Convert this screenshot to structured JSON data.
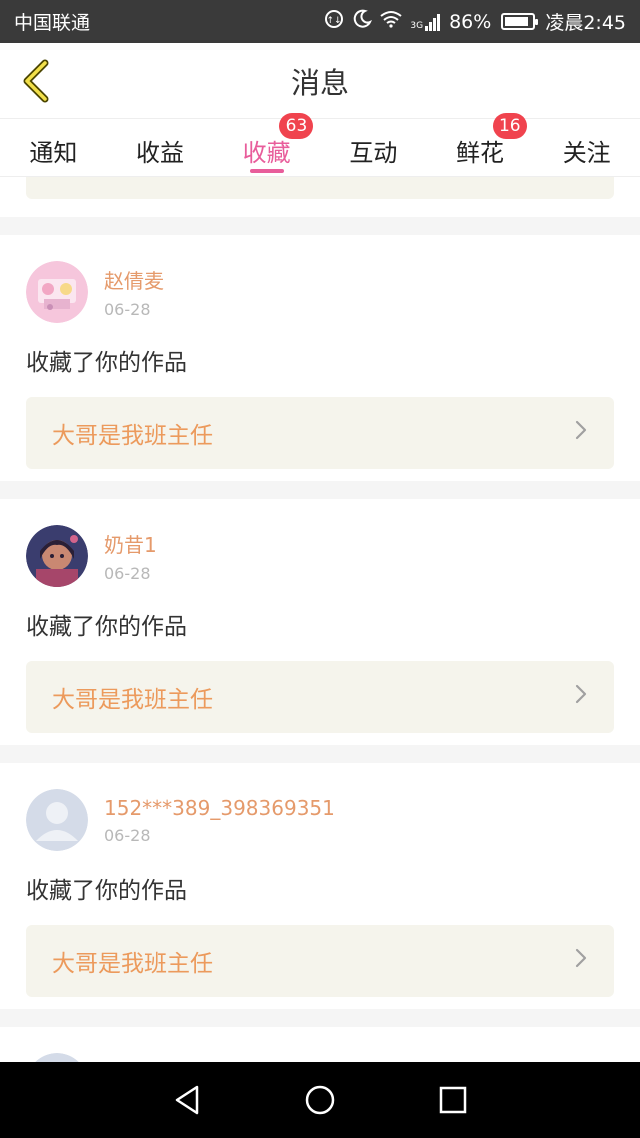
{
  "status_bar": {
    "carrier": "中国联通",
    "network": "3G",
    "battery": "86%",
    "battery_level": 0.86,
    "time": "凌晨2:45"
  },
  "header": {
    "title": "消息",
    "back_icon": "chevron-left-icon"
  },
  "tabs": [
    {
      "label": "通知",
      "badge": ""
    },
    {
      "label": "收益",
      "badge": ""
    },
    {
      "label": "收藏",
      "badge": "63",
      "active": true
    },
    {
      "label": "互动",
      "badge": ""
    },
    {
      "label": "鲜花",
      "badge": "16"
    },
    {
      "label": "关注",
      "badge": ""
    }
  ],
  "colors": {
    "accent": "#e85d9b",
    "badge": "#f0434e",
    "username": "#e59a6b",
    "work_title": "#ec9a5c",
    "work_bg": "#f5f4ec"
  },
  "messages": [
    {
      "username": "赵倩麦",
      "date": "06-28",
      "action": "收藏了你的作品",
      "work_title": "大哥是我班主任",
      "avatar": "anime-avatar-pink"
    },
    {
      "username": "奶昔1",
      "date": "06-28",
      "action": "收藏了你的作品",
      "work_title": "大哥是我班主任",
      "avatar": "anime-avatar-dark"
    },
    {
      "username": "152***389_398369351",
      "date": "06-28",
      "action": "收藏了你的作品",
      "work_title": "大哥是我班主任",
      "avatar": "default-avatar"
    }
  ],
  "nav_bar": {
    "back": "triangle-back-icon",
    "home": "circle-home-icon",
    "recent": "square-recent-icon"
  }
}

--

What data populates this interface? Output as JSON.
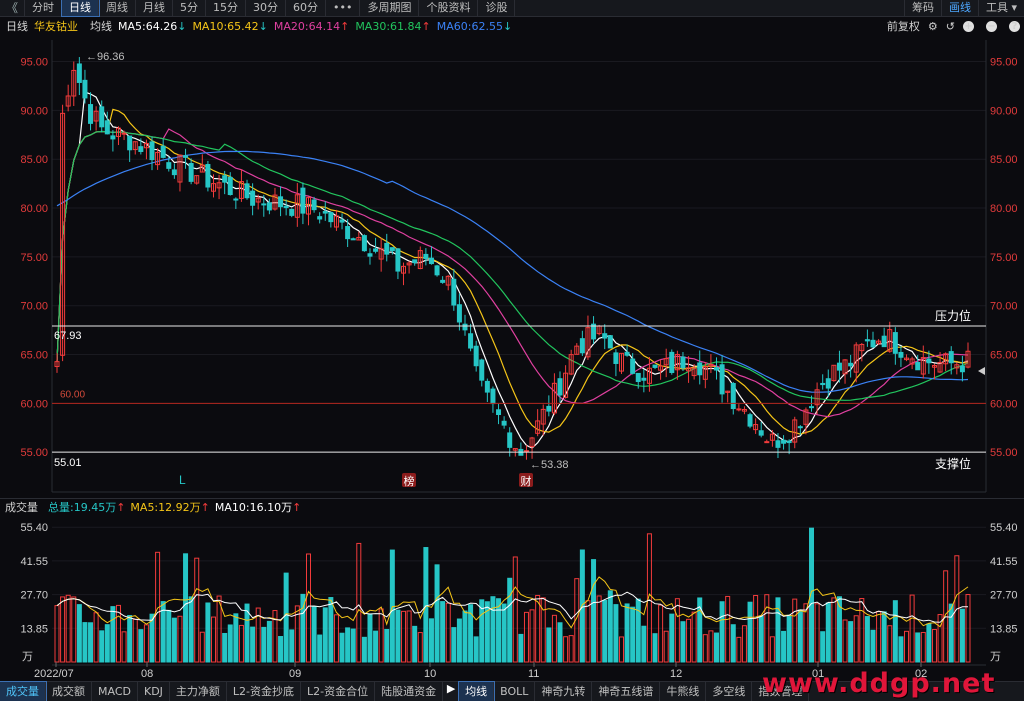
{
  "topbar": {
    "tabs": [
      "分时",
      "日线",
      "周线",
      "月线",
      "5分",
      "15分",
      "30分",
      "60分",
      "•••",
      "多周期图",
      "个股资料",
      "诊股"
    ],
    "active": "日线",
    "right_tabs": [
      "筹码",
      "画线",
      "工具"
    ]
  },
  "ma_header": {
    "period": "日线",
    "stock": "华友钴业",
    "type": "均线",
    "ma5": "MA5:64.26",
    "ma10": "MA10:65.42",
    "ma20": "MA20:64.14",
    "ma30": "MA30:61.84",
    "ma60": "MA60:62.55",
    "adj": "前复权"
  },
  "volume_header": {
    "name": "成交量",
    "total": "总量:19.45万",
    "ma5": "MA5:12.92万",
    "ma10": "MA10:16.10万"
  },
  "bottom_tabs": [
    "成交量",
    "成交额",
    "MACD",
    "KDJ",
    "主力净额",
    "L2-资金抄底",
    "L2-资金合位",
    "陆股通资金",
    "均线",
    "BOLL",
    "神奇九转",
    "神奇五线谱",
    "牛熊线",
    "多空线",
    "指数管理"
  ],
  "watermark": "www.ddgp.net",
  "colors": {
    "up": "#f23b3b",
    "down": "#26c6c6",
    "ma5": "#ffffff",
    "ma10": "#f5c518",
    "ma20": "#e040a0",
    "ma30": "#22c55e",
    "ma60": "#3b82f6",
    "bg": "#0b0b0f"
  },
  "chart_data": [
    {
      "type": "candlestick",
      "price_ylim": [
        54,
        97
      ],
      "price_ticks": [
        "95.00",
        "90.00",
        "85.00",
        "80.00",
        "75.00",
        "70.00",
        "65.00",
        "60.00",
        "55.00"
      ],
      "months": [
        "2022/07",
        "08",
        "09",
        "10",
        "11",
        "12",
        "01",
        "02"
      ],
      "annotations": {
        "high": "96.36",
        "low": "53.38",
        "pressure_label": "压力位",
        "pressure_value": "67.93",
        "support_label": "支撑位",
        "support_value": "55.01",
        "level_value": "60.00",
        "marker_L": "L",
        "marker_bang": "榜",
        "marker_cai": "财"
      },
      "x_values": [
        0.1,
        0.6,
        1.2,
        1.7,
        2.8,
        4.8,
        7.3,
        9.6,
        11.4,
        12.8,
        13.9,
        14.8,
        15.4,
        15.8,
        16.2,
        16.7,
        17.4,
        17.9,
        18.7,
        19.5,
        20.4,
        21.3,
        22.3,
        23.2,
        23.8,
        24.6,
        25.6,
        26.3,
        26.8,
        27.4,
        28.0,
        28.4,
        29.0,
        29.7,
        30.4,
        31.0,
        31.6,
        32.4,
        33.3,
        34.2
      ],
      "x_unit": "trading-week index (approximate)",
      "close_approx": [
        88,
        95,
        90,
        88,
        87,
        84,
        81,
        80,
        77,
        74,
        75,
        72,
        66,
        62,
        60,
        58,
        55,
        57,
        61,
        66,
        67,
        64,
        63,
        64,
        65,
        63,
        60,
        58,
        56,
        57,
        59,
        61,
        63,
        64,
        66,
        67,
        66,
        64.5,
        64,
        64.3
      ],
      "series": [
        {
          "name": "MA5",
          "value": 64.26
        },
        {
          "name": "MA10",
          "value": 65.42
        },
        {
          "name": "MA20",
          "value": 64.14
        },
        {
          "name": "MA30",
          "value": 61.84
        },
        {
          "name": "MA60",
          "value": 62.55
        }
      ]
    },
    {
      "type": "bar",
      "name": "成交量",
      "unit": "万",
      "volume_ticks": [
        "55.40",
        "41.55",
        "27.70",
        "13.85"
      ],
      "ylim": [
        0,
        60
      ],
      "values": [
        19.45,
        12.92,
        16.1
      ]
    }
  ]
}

==

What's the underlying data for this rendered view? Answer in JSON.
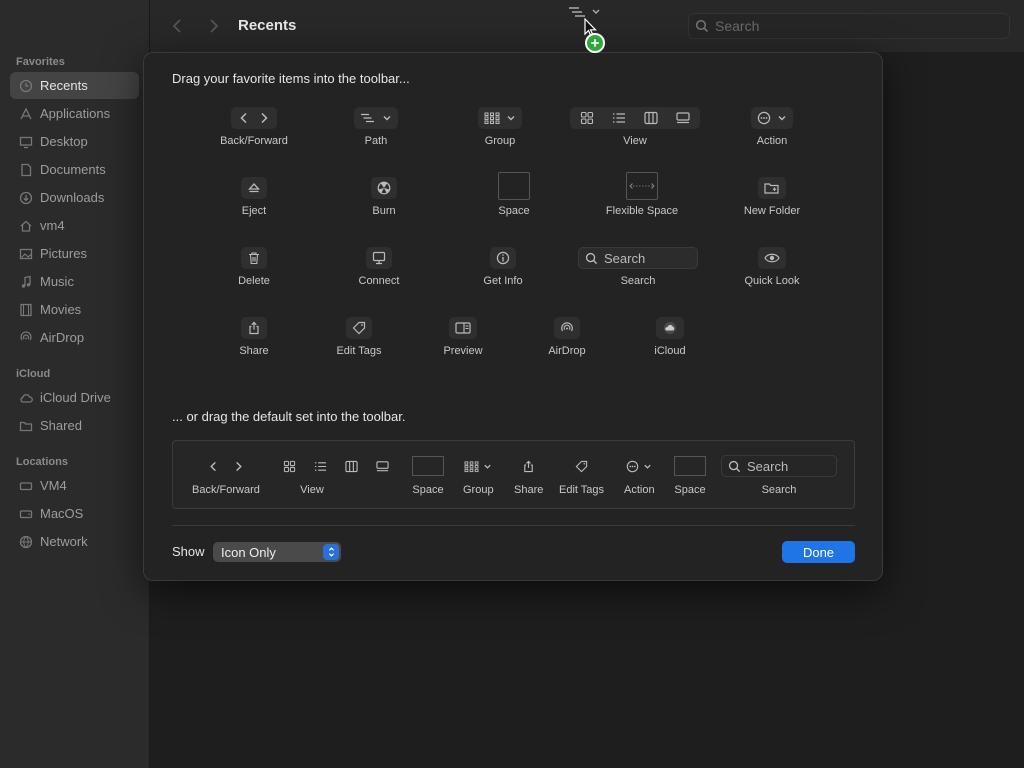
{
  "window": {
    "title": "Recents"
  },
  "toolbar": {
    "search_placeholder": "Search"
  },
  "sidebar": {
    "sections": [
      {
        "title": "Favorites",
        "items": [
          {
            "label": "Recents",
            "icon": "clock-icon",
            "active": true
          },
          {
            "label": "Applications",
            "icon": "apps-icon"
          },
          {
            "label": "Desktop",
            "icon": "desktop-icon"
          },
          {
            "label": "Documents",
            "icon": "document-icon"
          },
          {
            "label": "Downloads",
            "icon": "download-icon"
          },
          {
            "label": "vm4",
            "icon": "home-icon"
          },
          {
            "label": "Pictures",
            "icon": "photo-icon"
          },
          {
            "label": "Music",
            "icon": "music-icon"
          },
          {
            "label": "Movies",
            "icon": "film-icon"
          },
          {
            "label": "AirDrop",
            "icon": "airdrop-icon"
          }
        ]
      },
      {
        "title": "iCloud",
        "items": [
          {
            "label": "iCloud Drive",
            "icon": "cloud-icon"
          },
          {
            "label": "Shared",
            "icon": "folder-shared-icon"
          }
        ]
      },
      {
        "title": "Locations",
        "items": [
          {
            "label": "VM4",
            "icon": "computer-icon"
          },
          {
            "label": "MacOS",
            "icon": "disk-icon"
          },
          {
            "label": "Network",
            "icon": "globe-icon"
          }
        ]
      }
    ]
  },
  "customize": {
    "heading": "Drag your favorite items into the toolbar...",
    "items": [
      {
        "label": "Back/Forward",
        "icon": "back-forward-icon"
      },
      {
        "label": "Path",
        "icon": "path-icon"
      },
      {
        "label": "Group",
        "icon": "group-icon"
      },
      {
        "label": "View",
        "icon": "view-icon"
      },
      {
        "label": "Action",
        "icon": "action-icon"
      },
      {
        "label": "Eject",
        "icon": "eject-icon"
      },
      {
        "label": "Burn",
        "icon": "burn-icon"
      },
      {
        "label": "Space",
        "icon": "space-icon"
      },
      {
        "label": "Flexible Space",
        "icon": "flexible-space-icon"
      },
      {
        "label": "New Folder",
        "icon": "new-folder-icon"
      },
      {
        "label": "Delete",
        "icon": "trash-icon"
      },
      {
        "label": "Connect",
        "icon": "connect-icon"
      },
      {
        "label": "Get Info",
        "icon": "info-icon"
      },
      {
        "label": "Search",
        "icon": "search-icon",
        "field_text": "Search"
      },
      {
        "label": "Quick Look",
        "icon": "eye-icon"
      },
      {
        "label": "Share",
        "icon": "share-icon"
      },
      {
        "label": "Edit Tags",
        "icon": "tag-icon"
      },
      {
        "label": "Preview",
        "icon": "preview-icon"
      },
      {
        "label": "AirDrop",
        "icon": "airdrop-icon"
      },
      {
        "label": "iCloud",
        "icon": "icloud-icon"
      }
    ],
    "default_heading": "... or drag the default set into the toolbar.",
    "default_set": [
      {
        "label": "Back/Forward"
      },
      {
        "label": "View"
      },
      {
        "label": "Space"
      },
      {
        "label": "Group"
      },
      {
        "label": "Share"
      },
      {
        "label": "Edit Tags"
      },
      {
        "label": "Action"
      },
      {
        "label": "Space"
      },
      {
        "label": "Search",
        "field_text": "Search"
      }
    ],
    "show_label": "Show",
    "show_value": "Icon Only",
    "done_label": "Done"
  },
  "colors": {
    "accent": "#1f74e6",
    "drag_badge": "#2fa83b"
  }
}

WHAT IS REQUIRED ::
A single figure is required: the number of lines above in which the word "home" occurs.

ANSWER BELOW ::
2